Extract the full listing below without altering a single character.

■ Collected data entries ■
○ ○ ○ ○

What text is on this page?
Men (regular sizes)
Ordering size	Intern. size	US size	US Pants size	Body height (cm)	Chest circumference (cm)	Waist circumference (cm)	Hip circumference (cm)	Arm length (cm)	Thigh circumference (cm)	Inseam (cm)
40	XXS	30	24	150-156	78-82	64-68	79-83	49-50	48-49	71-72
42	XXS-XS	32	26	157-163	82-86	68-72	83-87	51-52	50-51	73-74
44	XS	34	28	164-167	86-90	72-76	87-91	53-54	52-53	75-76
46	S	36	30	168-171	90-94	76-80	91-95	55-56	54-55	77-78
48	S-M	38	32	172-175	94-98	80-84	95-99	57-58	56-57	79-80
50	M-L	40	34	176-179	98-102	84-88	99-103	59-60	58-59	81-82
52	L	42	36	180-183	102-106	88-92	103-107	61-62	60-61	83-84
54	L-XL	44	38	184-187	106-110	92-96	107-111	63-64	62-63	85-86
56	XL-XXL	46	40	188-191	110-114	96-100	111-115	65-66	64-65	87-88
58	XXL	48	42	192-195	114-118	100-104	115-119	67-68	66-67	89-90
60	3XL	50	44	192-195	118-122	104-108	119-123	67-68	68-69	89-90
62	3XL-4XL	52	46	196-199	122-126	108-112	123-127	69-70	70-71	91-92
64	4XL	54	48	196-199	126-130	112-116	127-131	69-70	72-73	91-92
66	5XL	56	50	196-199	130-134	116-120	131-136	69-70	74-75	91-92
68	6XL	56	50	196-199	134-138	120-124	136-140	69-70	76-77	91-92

○ ○ ○ ○

■ Output below ■
What text is on this page?
Men (regular sizes)
Ordering size	Intern. size	US size	US Pants size	Body height (cm)	Chest circumference (cm)	Waist circumference (cm)	Hip circumference (cm)	Arm length (cm)	Thigh circumference (cm)	Inseam (cm)
40	XXS	30	24	150-156	78-82	64-68	79-83	49-50	48-49	71-72
42	XXS-XS	32	26	157-163	82-86	68-72	83-87	51-52	50-51	73-74
44	XS	34	28	164-167	86-90	72-76	87-91	53-54	52-53	75-76
46	S	36	30	168-171	90-94	76-80	91-95	55-56	54-55	77-78
48	S-M	38	32	172-175	94-98	80-84	95-99	57-58	56-57	79-80
50	M-L	40	34	176-179	98-102	84-88	99-103	59-60	58-59	81-82
52	L	42	36	180-183	102-106	88-92	103-107	61-62	60-61	83-84
54	L-XL	44	38	184-187	106-110	92-96	107-111	63-64	62-63	85-86
56	XL-XXL	46	40	188-191	110-114	96-100	111-115	65-66	64-65	87-88
58	XXL	48	42	192-195	114-118	100-104	115-119	67-68	66-67	89-90
60	3XL	50	44	192-195	118-122	104-108	119-123	67-68	68-69	89-90
62	3XL-4XL	52	46	196-199	122-126	108-112	123-127	69-70	70-71	91-92
64	4XL	54	48	196-199	126-130	112-116	127-131	69-70	72-73	91-92
66	5XL	56	50	196-199	130-134	116-120	131-136	69-70	74-75	91-92
68	6XL	56	50	196-199	134-138	120-124	136-140	69-70	76-77	91-92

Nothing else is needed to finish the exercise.